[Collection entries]
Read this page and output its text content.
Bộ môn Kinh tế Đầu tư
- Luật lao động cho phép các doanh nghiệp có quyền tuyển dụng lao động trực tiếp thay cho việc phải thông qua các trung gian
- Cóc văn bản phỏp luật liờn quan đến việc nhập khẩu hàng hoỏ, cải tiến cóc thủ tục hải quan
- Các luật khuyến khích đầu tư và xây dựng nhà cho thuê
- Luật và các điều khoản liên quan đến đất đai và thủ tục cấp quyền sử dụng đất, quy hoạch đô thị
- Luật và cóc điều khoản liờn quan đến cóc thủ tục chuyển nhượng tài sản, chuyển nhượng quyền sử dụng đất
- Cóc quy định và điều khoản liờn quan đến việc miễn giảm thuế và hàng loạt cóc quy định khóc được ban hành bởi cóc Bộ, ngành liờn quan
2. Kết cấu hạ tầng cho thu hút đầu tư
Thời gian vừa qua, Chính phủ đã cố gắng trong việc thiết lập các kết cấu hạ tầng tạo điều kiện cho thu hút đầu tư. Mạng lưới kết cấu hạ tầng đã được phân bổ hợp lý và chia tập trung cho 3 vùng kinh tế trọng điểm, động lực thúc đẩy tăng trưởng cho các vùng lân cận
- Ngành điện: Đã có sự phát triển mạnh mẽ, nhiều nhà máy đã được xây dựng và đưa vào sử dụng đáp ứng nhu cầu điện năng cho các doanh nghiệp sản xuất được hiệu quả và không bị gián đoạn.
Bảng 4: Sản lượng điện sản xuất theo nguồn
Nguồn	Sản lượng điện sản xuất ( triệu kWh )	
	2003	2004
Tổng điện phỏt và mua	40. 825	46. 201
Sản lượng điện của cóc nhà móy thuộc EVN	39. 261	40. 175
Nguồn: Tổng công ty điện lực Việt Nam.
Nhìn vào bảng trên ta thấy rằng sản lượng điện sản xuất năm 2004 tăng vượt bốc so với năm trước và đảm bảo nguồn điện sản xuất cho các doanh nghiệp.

...

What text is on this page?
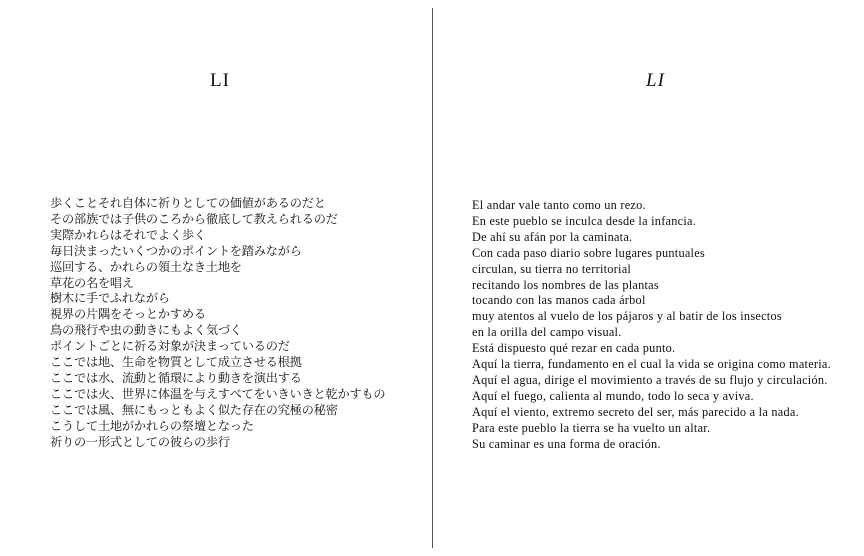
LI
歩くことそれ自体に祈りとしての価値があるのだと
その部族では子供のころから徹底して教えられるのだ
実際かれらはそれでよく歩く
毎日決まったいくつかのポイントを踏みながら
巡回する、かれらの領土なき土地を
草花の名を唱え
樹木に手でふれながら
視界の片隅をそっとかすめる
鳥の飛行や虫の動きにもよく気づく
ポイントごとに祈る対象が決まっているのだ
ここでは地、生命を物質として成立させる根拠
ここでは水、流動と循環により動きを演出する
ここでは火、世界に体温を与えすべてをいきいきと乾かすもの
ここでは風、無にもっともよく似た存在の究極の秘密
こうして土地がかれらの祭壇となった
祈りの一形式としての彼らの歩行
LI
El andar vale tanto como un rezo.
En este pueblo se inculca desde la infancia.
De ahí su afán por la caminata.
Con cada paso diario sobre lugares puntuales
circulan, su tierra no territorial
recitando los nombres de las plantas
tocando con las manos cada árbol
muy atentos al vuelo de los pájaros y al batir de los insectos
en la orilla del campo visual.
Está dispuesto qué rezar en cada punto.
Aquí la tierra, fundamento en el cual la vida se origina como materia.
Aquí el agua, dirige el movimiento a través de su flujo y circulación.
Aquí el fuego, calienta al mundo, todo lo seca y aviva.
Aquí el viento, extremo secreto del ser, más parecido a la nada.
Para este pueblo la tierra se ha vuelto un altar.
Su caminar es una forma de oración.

**Brief**. Working from the entries above, return all lines that contain "điện".

**Result of this exercise**.
- Ngành điện: Đã có sự phát triển mạnh mẽ, nhiều nhà máy đã được xây dựng và đưa vào sử dụng đáp ứng nhu cầu điện năng cho các doanh nghiệp sản xuất được hiệu quả và không bị gián đoạn.
Bảng 4: Sản lượng điện sản xuất theo nguồn
Nguồn	Sản lượng điện sản xuất ( triệu kWh )	
Tổng điện phỏt và mua	40. 825	46. 201
Sản lượng điện của cóc nhà móy thuộc EVN	39. 261	40. 175
Nguồn: Tổng công ty điện lực Việt Nam.
Nhìn vào bảng trên ta thấy rằng sản lượng điện sản xuất năm 2004 tăng vượt bốc so với năm trước và đảm bảo nguồn điện sản xuất cho các doanh nghiệp.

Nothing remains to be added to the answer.